[START Given data]

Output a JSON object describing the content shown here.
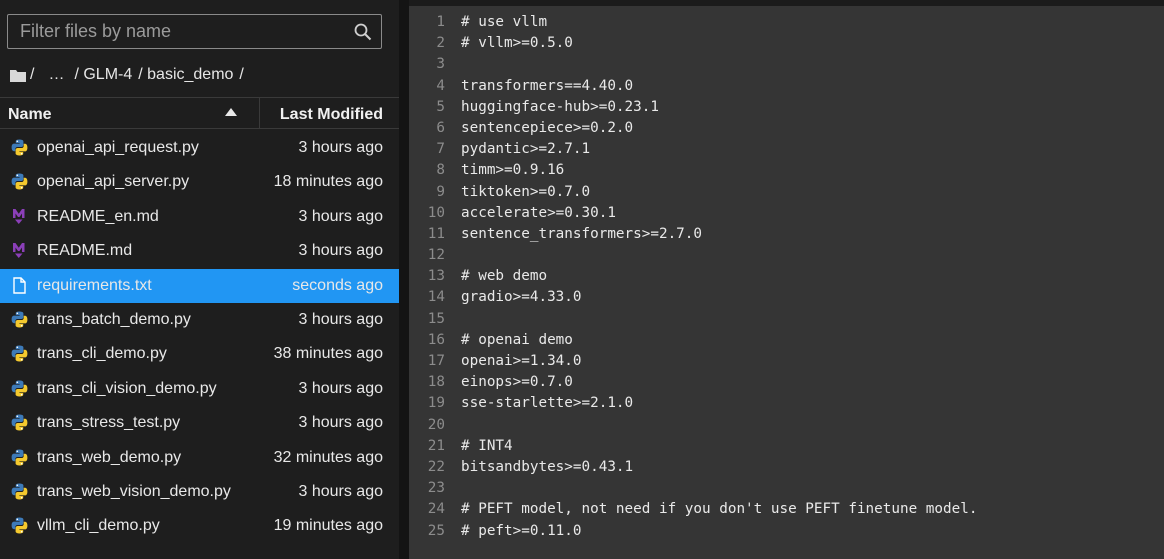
{
  "search": {
    "placeholder": "Filter files by name",
    "icon": "search-icon"
  },
  "breadcrumb": {
    "root": "/",
    "ellipsis": "…",
    "parts": [
      "/ GLM-4",
      "/ basic_demo",
      "/"
    ]
  },
  "table": {
    "col_name": "Name",
    "col_modified": "Last Modified",
    "rows": [
      {
        "name": "openai_api_request.py",
        "modified": "3 hours ago",
        "type": "python"
      },
      {
        "name": "openai_api_server.py",
        "modified": "18 minutes ago",
        "type": "python"
      },
      {
        "name": "README_en.md",
        "modified": "3 hours ago",
        "type": "markdown"
      },
      {
        "name": "README.md",
        "modified": "3 hours ago",
        "type": "markdown"
      },
      {
        "name": "requirements.txt",
        "modified": "seconds ago",
        "type": "text",
        "selected": true
      },
      {
        "name": "trans_batch_demo.py",
        "modified": "3 hours ago",
        "type": "python"
      },
      {
        "name": "trans_cli_demo.py",
        "modified": "38 minutes ago",
        "type": "python"
      },
      {
        "name": "trans_cli_vision_demo.py",
        "modified": "3 hours ago",
        "type": "python"
      },
      {
        "name": "trans_stress_test.py",
        "modified": "3 hours ago",
        "type": "python"
      },
      {
        "name": "trans_web_demo.py",
        "modified": "32 minutes ago",
        "type": "python"
      },
      {
        "name": "trans_web_vision_demo.py",
        "modified": "3 hours ago",
        "type": "python"
      },
      {
        "name": "vllm_cli_demo.py",
        "modified": "19 minutes ago",
        "type": "python"
      }
    ]
  },
  "editor": {
    "lines": [
      "# use vllm",
      "# vllm>=0.5.0",
      "",
      "transformers==4.40.0",
      "huggingface-hub>=0.23.1",
      "sentencepiece>=0.2.0",
      "pydantic>=2.7.1",
      "timm>=0.9.16",
      "tiktoken>=0.7.0",
      "accelerate>=0.30.1",
      "sentence_transformers>=2.7.0",
      "",
      "# web demo",
      "gradio>=4.33.0",
      "",
      "# openai demo",
      "openai>=1.34.0",
      "einops>=0.7.0",
      "sse-starlette>=2.1.0",
      "",
      "# INT4",
      "bitsandbytes>=0.43.1",
      "",
      "# PEFT model, not need if you don't use PEFT finetune model.",
      "# peft>=0.11.0"
    ]
  },
  "colors": {
    "selected": "#2196f3",
    "python_blue": "#3572A5",
    "python_yellow": "#FFD43B",
    "markdown": "#7e3fb3"
  }
}
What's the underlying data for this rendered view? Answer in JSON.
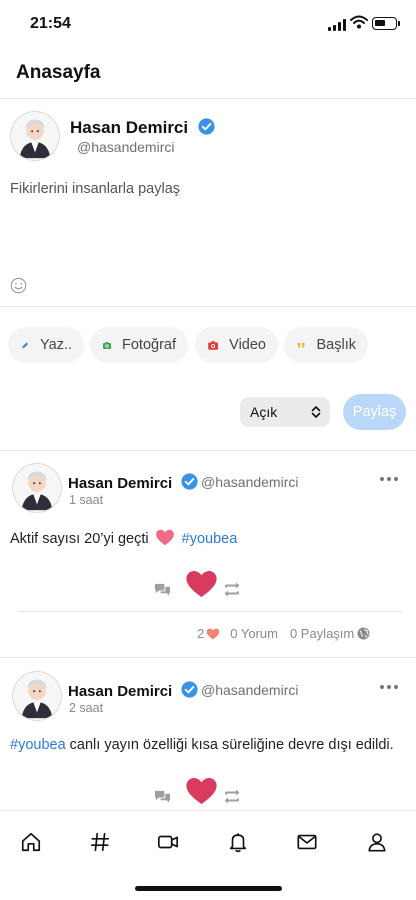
{
  "status_bar": {
    "time": "21:54"
  },
  "header": {
    "title": "Anasayfa"
  },
  "composer": {
    "user_name": "Hasan Demirci",
    "user_handle": "@hasandemirci",
    "placeholder": "Fikirlerini insanlarla paylaş",
    "actions": [
      {
        "label": "Yaz..",
        "icon": "pencil-icon",
        "color": "#3b7ddd"
      },
      {
        "label": "Fotoğraf",
        "icon": "camera-icon",
        "color": "#3aa856"
      },
      {
        "label": "Video",
        "icon": "video-camera-icon",
        "color": "#e03a3a"
      },
      {
        "label": "Başlık",
        "icon": "quote-icon",
        "color": "#f0b429"
      }
    ],
    "visibility_value": "Açık",
    "share_label": "Paylaş"
  },
  "posts": [
    {
      "user_name": "Hasan Demirci",
      "user_handle": "@hasandemirci",
      "time": "1 saat",
      "text": "Aktif sayısı 20’yi geçti",
      "hashtag": "#youbea",
      "like_count": "2",
      "comments": "0 Yorum",
      "shares": "0 Paylaşım"
    },
    {
      "user_name": "Hasan Demirci",
      "user_handle": "@hasandemirci",
      "time": "2 saat",
      "hashtag": "#youbea",
      "text": "canlı yayın özelliği kısa süreliğine devre dışı edildi."
    }
  ],
  "colors": {
    "accent": "#2b7bd6",
    "verified": "#3b93e8",
    "heart": "#d93a5f",
    "share_button": "#b9d7f9"
  },
  "bottom_nav": [
    "home-icon",
    "hashtag-icon",
    "video-icon",
    "bell-icon",
    "mail-icon",
    "profile-icon"
  ]
}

[END Given data]

## [Exercise brief]
Identify and copy the lines holding the word "JSON".

## [Solution]
Output a JSON object describing the content shown here.
What's the underlying data for this rendered view? Answer in JSON.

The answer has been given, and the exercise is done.